Data entries for graphics:
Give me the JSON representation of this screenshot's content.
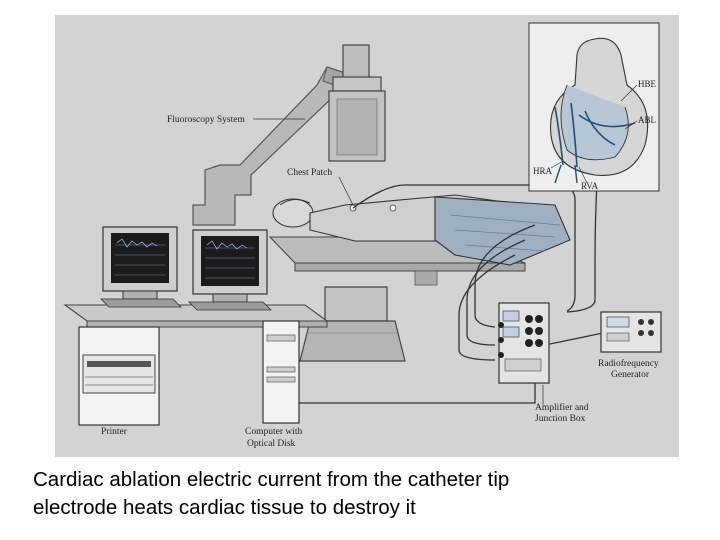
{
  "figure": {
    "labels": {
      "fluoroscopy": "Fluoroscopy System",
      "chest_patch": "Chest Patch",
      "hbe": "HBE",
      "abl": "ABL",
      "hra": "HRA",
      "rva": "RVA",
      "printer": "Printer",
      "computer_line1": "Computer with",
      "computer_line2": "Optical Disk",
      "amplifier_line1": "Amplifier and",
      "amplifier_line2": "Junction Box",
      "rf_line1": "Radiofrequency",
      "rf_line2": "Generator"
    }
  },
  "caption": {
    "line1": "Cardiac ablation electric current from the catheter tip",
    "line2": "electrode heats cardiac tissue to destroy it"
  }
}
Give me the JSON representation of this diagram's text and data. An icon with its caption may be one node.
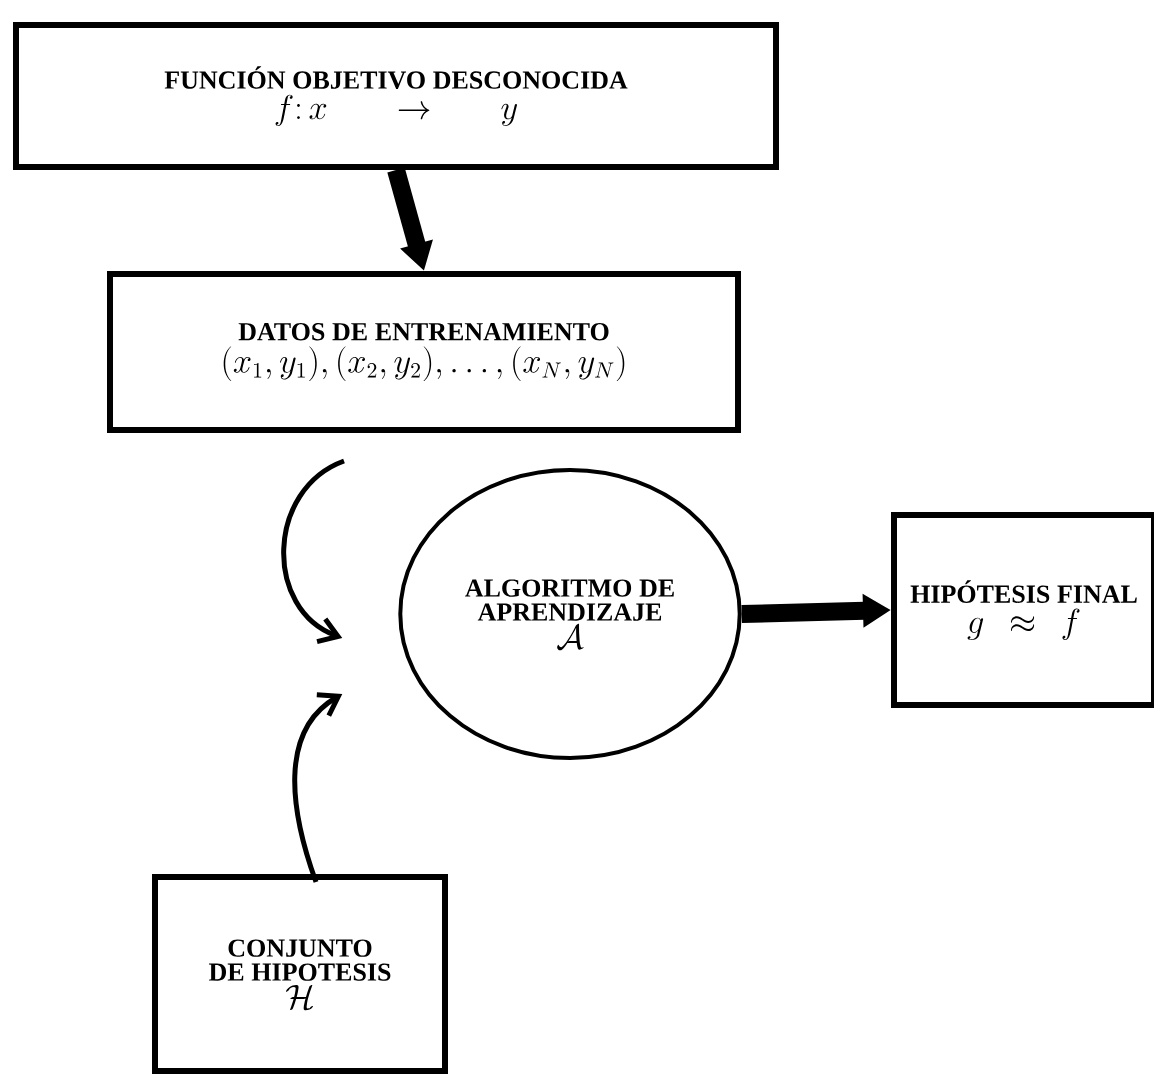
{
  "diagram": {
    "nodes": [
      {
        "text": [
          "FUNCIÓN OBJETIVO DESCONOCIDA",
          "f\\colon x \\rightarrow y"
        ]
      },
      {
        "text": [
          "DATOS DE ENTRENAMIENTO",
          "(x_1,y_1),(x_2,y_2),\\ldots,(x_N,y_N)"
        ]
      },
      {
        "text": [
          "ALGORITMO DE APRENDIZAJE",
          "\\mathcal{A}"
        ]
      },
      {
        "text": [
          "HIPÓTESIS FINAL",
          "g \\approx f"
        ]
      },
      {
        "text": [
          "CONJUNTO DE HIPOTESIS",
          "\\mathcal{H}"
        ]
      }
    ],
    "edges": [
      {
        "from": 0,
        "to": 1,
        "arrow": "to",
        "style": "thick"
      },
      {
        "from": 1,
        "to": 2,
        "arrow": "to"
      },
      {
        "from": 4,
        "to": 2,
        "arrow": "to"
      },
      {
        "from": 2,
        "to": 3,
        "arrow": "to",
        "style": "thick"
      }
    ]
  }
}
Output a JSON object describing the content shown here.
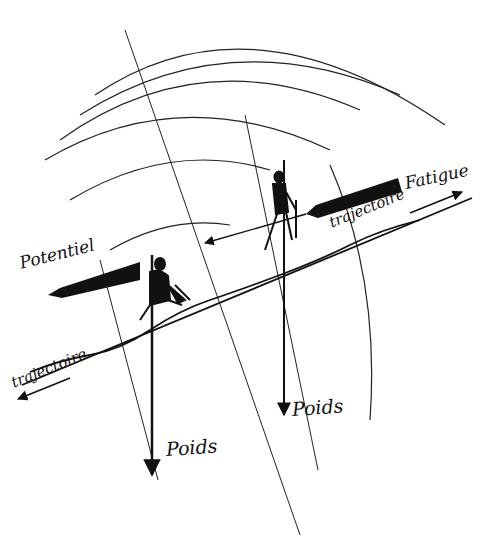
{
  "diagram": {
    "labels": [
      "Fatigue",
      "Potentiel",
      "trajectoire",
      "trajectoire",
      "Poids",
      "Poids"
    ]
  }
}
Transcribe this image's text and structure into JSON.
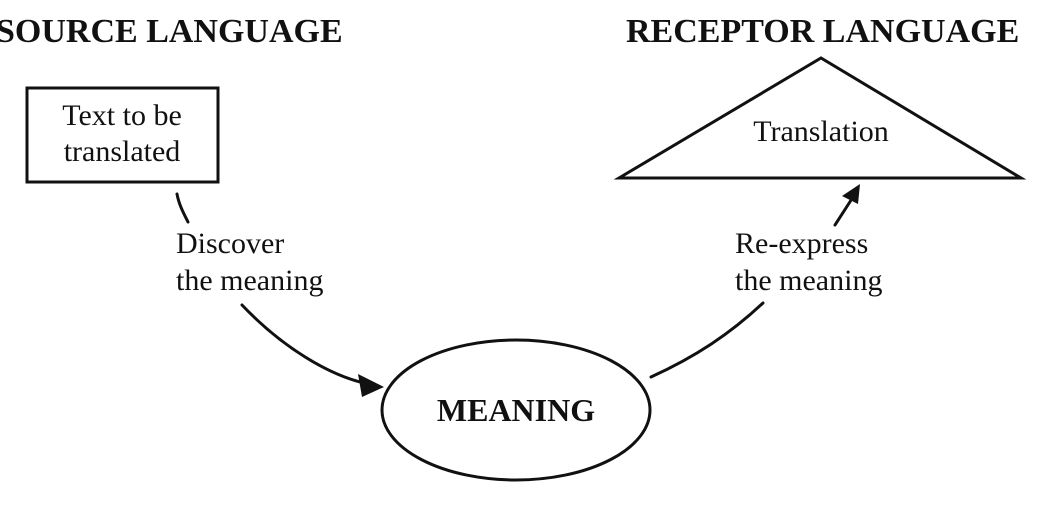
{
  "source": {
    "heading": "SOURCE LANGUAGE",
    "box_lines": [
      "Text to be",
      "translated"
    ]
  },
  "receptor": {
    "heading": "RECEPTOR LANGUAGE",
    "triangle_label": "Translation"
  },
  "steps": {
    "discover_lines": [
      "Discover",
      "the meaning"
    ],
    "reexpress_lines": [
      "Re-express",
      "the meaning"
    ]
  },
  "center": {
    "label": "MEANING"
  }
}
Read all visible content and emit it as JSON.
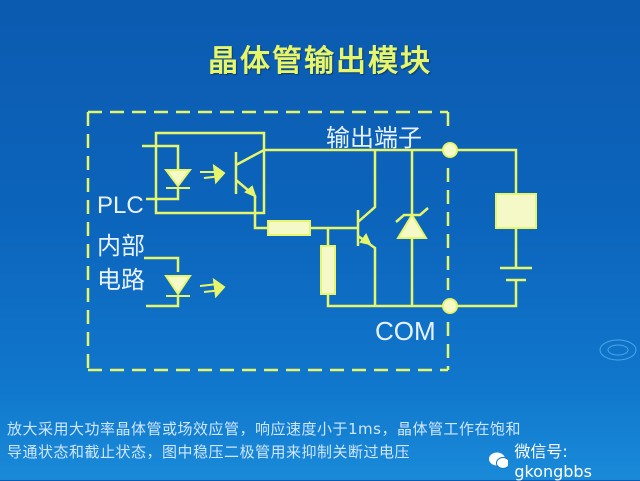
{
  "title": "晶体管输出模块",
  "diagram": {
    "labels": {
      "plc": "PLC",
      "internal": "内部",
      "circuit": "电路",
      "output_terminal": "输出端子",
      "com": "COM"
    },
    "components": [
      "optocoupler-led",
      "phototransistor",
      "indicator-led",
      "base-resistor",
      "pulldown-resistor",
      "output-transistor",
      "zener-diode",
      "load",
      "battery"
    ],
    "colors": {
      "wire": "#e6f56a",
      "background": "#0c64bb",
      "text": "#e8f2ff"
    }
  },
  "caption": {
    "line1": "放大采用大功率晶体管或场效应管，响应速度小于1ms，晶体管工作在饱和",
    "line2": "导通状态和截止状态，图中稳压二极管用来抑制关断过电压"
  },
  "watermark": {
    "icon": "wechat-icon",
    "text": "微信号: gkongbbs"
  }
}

§ **What to do**:
Gather each line of the records holding the string "from".

§ **Answer to the problem**:
    "line1": "Cardiac ablation electric current from the catheter tip",
        "from": 0,
        "from": 1,
        "from": 4,
        "from": 2,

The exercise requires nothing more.